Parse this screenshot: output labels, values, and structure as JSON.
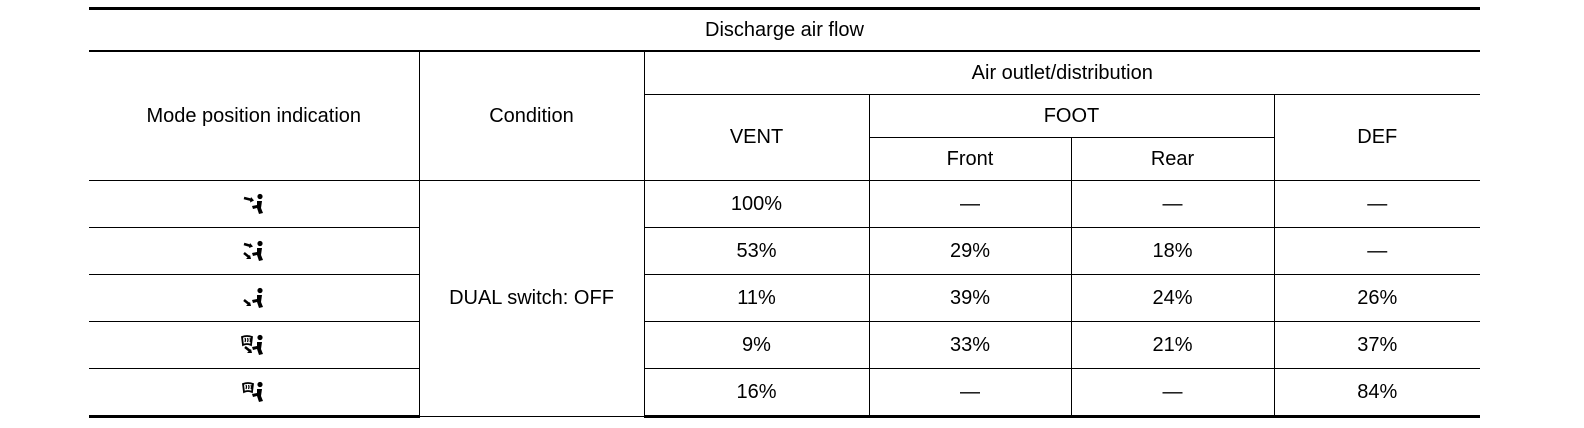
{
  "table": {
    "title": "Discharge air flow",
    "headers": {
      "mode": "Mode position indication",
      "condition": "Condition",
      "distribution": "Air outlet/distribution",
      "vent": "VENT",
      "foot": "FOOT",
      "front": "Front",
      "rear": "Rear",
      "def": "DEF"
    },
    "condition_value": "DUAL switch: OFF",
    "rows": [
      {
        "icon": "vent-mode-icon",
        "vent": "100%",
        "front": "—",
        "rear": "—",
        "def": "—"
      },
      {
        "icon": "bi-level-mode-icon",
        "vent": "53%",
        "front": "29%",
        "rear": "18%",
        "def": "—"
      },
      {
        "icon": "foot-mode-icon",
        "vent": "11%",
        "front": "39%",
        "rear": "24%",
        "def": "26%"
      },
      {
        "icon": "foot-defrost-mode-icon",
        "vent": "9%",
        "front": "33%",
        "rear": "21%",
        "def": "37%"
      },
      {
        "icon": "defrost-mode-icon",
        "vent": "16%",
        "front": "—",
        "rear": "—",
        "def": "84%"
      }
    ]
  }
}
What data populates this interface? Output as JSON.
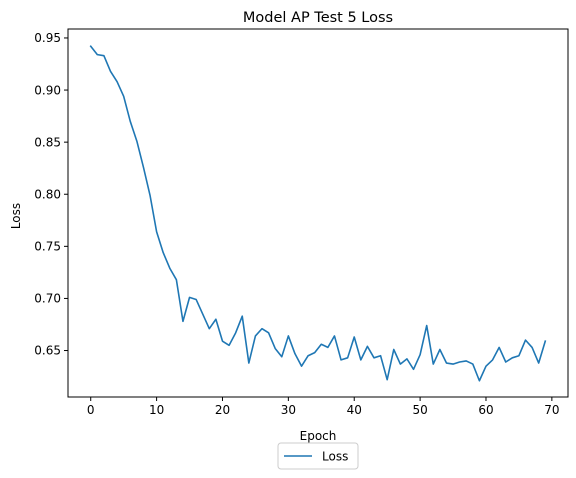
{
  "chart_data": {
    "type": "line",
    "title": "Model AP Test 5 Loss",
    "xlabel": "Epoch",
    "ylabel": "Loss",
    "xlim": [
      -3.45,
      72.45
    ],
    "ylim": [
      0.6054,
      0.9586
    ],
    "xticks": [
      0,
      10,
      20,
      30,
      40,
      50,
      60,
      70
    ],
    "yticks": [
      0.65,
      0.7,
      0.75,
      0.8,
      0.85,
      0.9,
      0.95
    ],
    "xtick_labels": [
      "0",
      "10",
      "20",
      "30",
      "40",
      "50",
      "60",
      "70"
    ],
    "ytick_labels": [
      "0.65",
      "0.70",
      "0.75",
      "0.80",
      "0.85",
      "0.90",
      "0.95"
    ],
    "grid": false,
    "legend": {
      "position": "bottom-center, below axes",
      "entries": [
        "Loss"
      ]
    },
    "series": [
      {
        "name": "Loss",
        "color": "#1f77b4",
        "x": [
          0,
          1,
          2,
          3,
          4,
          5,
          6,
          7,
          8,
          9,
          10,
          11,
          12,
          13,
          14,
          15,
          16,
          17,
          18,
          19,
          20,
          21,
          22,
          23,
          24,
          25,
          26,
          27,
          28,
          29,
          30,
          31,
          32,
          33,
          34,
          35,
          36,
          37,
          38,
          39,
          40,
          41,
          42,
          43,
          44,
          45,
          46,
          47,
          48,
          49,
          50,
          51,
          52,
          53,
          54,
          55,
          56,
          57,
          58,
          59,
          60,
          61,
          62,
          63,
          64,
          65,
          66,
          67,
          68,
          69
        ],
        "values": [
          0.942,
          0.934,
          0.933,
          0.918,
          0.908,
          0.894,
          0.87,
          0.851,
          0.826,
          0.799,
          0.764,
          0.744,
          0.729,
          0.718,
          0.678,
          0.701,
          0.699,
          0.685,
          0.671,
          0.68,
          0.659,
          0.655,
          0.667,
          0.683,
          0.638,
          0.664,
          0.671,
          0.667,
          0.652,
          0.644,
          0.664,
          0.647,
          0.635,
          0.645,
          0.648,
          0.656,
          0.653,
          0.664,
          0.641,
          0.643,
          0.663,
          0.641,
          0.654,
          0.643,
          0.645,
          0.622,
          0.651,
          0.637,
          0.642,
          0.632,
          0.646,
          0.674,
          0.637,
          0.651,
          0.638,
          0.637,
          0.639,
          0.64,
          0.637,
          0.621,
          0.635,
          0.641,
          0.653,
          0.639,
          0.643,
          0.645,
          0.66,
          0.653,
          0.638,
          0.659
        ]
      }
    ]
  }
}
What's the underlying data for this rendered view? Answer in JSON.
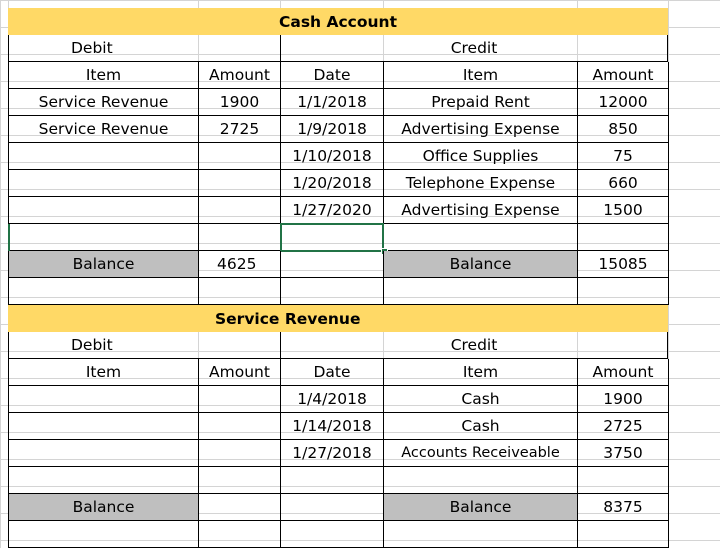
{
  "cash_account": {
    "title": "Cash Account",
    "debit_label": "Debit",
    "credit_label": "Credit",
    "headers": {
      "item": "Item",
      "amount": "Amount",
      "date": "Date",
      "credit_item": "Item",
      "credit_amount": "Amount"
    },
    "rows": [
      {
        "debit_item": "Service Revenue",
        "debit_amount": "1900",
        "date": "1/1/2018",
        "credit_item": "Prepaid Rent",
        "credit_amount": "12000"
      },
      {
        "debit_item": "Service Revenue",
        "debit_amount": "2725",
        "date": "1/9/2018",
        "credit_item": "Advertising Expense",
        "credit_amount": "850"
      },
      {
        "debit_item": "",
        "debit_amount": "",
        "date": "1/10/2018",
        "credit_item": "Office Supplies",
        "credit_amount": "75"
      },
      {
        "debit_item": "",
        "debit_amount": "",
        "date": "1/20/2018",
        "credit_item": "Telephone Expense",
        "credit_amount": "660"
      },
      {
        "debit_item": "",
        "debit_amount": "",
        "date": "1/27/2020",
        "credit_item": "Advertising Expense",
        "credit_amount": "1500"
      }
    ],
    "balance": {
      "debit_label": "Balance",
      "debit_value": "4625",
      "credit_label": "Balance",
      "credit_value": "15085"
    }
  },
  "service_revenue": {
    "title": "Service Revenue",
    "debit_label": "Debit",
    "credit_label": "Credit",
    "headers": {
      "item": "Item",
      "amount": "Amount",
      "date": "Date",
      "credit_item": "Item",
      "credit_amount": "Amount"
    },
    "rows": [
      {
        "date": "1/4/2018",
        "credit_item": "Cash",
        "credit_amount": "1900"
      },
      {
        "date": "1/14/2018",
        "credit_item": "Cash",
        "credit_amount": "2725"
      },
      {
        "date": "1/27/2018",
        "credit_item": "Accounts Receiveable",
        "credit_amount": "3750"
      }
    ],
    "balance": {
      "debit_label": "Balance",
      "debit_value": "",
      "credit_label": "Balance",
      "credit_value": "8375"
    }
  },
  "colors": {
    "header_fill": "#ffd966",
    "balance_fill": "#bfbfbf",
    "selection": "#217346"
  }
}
*-*-*
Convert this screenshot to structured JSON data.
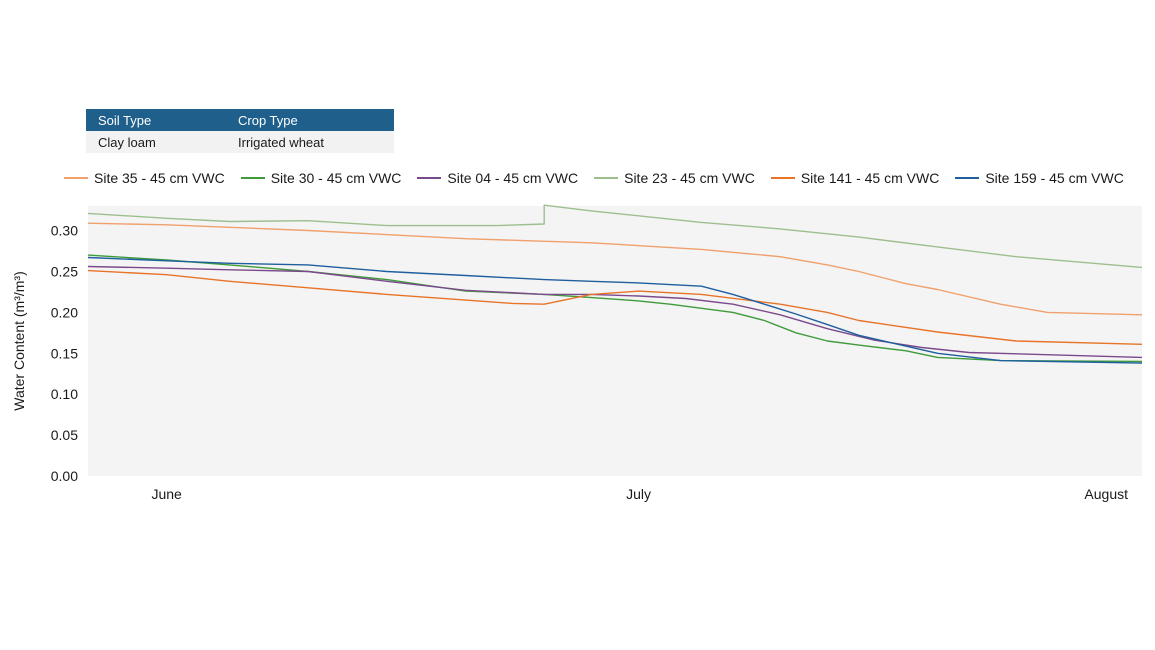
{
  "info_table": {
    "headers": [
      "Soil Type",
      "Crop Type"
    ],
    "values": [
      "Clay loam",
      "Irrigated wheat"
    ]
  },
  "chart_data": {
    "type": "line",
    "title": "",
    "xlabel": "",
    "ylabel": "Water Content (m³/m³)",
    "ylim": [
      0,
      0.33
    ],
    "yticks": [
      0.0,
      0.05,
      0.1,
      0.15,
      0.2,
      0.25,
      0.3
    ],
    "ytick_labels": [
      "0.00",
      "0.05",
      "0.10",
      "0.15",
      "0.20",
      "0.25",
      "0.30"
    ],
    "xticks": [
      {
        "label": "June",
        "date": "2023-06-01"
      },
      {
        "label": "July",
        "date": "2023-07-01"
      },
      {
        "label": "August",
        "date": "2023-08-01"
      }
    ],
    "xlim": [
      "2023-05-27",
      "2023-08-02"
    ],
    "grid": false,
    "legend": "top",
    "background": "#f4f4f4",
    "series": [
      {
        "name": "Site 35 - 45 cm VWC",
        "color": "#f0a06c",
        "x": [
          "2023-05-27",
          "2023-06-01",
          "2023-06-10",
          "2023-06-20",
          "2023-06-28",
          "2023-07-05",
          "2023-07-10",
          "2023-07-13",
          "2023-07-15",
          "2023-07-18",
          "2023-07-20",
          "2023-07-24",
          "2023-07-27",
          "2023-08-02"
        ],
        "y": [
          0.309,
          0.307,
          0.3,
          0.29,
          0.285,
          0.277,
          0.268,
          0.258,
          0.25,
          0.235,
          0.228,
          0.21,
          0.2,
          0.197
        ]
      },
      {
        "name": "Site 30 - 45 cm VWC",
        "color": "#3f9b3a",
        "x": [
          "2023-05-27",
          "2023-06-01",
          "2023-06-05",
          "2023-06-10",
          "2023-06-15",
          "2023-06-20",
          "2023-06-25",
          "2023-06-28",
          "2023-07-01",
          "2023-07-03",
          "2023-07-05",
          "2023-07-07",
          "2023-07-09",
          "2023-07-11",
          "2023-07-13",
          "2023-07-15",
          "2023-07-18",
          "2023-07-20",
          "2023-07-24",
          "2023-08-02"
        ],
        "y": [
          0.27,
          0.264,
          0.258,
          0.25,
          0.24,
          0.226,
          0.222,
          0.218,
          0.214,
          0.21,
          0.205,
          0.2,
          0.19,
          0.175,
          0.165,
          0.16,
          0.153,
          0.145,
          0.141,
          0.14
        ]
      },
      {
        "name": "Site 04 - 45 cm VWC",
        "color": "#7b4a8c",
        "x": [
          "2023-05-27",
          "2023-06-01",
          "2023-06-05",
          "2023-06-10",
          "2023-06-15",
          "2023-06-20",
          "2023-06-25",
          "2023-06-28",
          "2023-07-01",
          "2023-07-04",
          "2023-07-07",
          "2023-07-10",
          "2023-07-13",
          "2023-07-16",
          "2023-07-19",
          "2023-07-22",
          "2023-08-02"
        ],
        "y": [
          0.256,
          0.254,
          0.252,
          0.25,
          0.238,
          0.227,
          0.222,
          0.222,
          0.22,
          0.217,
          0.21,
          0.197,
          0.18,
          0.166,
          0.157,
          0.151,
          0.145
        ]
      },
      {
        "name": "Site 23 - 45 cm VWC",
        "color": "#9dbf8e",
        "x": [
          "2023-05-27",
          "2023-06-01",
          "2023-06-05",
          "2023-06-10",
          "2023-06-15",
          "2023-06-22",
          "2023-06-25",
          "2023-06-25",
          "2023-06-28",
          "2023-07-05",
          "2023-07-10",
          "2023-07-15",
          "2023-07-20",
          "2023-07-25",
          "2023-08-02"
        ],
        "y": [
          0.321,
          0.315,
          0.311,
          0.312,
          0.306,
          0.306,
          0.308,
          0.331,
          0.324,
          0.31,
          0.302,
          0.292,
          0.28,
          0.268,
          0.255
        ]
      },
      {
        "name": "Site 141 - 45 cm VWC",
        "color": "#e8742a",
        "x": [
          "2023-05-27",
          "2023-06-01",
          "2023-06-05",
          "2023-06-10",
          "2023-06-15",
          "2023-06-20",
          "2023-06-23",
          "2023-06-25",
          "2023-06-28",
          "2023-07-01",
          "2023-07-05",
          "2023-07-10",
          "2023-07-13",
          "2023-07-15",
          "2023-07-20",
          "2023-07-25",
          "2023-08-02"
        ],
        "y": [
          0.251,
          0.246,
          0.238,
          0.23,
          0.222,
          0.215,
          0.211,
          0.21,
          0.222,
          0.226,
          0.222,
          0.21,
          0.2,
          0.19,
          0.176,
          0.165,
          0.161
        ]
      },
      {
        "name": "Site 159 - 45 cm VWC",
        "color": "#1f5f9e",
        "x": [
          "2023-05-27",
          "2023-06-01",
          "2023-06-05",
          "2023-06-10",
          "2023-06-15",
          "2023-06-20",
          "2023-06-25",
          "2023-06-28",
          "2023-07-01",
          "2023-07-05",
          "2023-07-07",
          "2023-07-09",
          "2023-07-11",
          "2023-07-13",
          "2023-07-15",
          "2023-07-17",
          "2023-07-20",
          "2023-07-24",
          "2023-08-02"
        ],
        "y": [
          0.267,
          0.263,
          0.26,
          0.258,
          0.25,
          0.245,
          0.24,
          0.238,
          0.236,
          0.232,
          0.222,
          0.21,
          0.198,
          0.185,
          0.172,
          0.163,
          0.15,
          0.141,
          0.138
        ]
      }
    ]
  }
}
*-*-*
Using the listing above, work out how many of its lines include "foot", and give only the result.

3